[Extracted data entries]
· · · · ·

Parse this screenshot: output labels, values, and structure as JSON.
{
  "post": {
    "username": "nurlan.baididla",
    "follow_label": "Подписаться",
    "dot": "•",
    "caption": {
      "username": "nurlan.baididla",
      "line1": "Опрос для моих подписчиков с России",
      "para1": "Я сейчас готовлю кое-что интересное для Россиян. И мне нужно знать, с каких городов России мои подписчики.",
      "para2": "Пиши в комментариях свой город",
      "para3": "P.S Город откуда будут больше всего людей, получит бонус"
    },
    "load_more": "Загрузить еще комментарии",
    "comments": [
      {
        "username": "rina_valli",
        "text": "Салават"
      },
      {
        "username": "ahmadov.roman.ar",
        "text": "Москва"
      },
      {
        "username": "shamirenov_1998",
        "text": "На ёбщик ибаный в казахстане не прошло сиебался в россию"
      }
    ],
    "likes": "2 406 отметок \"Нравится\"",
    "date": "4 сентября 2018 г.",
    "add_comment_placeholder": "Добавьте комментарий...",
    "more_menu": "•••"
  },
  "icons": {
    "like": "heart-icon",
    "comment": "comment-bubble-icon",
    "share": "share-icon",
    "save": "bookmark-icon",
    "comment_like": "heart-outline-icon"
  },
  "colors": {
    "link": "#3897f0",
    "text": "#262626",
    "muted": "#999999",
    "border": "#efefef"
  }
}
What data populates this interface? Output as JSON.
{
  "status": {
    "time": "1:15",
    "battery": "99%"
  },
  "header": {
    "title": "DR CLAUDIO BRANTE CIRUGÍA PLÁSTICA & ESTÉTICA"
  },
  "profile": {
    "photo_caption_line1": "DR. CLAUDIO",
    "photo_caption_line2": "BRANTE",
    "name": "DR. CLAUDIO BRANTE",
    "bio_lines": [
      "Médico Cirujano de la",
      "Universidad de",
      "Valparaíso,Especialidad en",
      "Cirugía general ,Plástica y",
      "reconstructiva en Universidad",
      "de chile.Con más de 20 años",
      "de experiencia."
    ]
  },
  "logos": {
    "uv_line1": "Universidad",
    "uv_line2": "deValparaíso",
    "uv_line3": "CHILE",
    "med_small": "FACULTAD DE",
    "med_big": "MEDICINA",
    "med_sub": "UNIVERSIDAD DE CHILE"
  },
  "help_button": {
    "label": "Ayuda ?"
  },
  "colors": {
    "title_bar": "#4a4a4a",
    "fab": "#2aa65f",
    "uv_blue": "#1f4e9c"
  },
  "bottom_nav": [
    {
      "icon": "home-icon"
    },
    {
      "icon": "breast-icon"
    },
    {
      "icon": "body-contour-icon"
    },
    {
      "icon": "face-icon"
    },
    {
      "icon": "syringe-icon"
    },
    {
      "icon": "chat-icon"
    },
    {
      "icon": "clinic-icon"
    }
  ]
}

· · · · ·

What to produce.
Transcribe all of the material exactly. Omit nothing.

Task result.
Parse this screenshot: output labels, values, and structure as JSON.
{
  "post": {
    "username": "nurlan.baididla",
    "follow_label": "Подписаться",
    "dot": "•",
    "caption": {
      "username": "nurlan.baididla",
      "line1": "Опрос для моих подписчиков с России",
      "para1": "Я сейчас готовлю кое-что интересное для Россиян. И мне нужно знать, с каких городов России мои подписчики.",
      "para2": "Пиши в комментариях свой город",
      "para3": "P.S Город откуда будут больше всего людей, получит бонус"
    },
    "load_more": "Загрузить еще комментарии",
    "comments": [
      {
        "username": "rina_valli",
        "text": "Салават"
      },
      {
        "username": "ahmadov.roman.ar",
        "text": "Москва"
      },
      {
        "username": "shamirenov_1998",
        "text": "На ёбщик ибаный в казахстане не прошло сиебался в россию"
      }
    ],
    "likes": "2 406 отметок \"Нравится\"",
    "date": "4 сентября 2018 г.",
    "add_comment_placeholder": "Добавьте комментарий...",
    "more_menu": "•••"
  },
  "icons": {
    "like": "heart-icon",
    "comment": "comment-bubble-icon",
    "share": "share-icon",
    "save": "bookmark-icon",
    "comment_like": "heart-outline-icon"
  },
  "colors": {
    "link": "#3897f0",
    "text": "#262626",
    "muted": "#999999",
    "border": "#efefef"
  }
}
What data populates this interface? Output as JSON.
{
  "status": {
    "time": "1:15",
    "battery": "99%"
  },
  "header": {
    "title": "DR CLAUDIO BRANTE CIRUGÍA PLÁSTICA & ESTÉTICA"
  },
  "profile": {
    "photo_caption_line1": "DR. CLAUDIO",
    "photo_caption_line2": "BRANTE",
    "name": "DR. CLAUDIO BRANTE",
    "bio_lines": [
      "Médico Cirujano de la",
      "Universidad de",
      "Valparaíso,Especialidad en",
      "Cirugía general ,Plástica y",
      "reconstructiva en Universidad",
      "de chile.Con más de 20 años",
      "de experiencia."
    ]
  },
  "logos": {
    "uv_line1": "Universidad",
    "uv_line2": "deValparaíso",
    "uv_line3": "CHILE",
    "med_small": "FACULTAD DE",
    "med_big": "MEDICINA",
    "med_sub": "UNIVERSIDAD DE CHILE"
  },
  "help_button": {
    "label": "Ayuda ?"
  },
  "colors": {
    "title_bar": "#4a4a4a",
    "fab": "#2aa65f",
    "uv_blue": "#1f4e9c"
  },
  "bottom_nav": [
    {
      "icon": "home-icon"
    },
    {
      "icon": "breast-icon"
    },
    {
      "icon": "body-contour-icon"
    },
    {
      "icon": "face-icon"
    },
    {
      "icon": "syringe-icon"
    },
    {
      "icon": "chat-icon"
    },
    {
      "icon": "clinic-icon"
    }
  ]
}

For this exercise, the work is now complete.